SUPPLIED DATA -

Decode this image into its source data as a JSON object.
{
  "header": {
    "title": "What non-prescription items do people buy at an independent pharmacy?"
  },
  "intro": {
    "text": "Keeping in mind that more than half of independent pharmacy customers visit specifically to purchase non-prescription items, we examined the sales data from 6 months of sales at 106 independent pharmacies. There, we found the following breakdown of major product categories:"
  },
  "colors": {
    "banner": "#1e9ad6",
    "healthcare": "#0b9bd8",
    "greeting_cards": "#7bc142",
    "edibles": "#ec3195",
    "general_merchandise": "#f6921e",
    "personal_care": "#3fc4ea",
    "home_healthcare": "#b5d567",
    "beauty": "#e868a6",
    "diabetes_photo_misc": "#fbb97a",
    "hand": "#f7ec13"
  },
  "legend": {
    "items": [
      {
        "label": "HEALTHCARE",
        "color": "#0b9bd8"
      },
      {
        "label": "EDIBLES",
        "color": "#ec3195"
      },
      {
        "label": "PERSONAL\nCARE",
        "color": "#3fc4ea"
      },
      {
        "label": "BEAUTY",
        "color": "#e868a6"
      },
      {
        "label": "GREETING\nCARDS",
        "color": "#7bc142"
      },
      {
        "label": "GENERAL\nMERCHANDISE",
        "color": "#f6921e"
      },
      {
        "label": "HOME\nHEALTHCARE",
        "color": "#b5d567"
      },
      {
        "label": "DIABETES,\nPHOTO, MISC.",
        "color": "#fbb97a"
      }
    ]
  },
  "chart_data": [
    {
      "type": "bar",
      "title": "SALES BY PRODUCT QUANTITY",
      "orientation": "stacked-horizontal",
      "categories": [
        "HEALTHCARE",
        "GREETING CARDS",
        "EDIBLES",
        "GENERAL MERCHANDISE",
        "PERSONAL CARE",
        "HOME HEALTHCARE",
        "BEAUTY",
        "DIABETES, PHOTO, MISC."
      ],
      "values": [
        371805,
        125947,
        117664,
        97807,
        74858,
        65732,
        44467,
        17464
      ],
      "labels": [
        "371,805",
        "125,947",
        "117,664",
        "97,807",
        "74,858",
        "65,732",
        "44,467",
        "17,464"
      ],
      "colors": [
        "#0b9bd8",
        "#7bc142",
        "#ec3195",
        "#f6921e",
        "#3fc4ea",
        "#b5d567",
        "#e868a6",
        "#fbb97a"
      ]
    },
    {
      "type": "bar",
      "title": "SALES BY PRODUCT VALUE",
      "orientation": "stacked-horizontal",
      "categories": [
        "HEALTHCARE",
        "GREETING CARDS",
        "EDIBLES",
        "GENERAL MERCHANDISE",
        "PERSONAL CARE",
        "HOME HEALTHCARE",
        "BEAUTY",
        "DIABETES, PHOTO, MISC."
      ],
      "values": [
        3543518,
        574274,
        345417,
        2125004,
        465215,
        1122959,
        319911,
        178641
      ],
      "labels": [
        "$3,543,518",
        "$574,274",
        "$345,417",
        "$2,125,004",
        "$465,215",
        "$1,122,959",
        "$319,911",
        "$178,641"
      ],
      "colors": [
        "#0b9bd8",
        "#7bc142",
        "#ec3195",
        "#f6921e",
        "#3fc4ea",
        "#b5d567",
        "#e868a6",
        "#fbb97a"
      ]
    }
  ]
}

DO THIS -
Copy out the whole listing exactly; please set it all down.

THE REPLY -
Decode this image into its source data as a JSON object.
{
  "header": {
    "title": "What non-prescription items do people buy at an independent pharmacy?"
  },
  "intro": {
    "text": "Keeping in mind that more than half of independent pharmacy customers visit specifically to purchase non-prescription items, we examined the sales data from 6 months of sales at 106 independent pharmacies. There, we found the following breakdown of major product categories:"
  },
  "colors": {
    "banner": "#1e9ad6",
    "healthcare": "#0b9bd8",
    "greeting_cards": "#7bc142",
    "edibles": "#ec3195",
    "general_merchandise": "#f6921e",
    "personal_care": "#3fc4ea",
    "home_healthcare": "#b5d567",
    "beauty": "#e868a6",
    "diabetes_photo_misc": "#fbb97a",
    "hand": "#f7ec13"
  },
  "legend": {
    "items": [
      {
        "label": "HEALTHCARE",
        "color": "#0b9bd8"
      },
      {
        "label": "EDIBLES",
        "color": "#ec3195"
      },
      {
        "label": "PERSONAL\nCARE",
        "color": "#3fc4ea"
      },
      {
        "label": "BEAUTY",
        "color": "#e868a6"
      },
      {
        "label": "GREETING\nCARDS",
        "color": "#7bc142"
      },
      {
        "label": "GENERAL\nMERCHANDISE",
        "color": "#f6921e"
      },
      {
        "label": "HOME\nHEALTHCARE",
        "color": "#b5d567"
      },
      {
        "label": "DIABETES,\nPHOTO, MISC.",
        "color": "#fbb97a"
      }
    ]
  },
  "chart_data": [
    {
      "type": "bar",
      "title": "SALES BY PRODUCT QUANTITY",
      "orientation": "stacked-horizontal",
      "categories": [
        "HEALTHCARE",
        "GREETING CARDS",
        "EDIBLES",
        "GENERAL MERCHANDISE",
        "PERSONAL CARE",
        "HOME HEALTHCARE",
        "BEAUTY",
        "DIABETES, PHOTO, MISC."
      ],
      "values": [
        371805,
        125947,
        117664,
        97807,
        74858,
        65732,
        44467,
        17464
      ],
      "labels": [
        "371,805",
        "125,947",
        "117,664",
        "97,807",
        "74,858",
        "65,732",
        "44,467",
        "17,464"
      ],
      "colors": [
        "#0b9bd8",
        "#7bc142",
        "#ec3195",
        "#f6921e",
        "#3fc4ea",
        "#b5d567",
        "#e868a6",
        "#fbb97a"
      ]
    },
    {
      "type": "bar",
      "title": "SALES BY PRODUCT VALUE",
      "orientation": "stacked-horizontal",
      "categories": [
        "HEALTHCARE",
        "GREETING CARDS",
        "EDIBLES",
        "GENERAL MERCHANDISE",
        "PERSONAL CARE",
        "HOME HEALTHCARE",
        "BEAUTY",
        "DIABETES, PHOTO, MISC."
      ],
      "values": [
        3543518,
        574274,
        345417,
        2125004,
        465215,
        1122959,
        319911,
        178641
      ],
      "labels": [
        "$3,543,518",
        "$574,274",
        "$345,417",
        "$2,125,004",
        "$465,215",
        "$1,122,959",
        "$319,911",
        "$178,641"
      ],
      "colors": [
        "#0b9bd8",
        "#7bc142",
        "#ec3195",
        "#f6921e",
        "#3fc4ea",
        "#b5d567",
        "#e868a6",
        "#fbb97a"
      ]
    }
  ]
}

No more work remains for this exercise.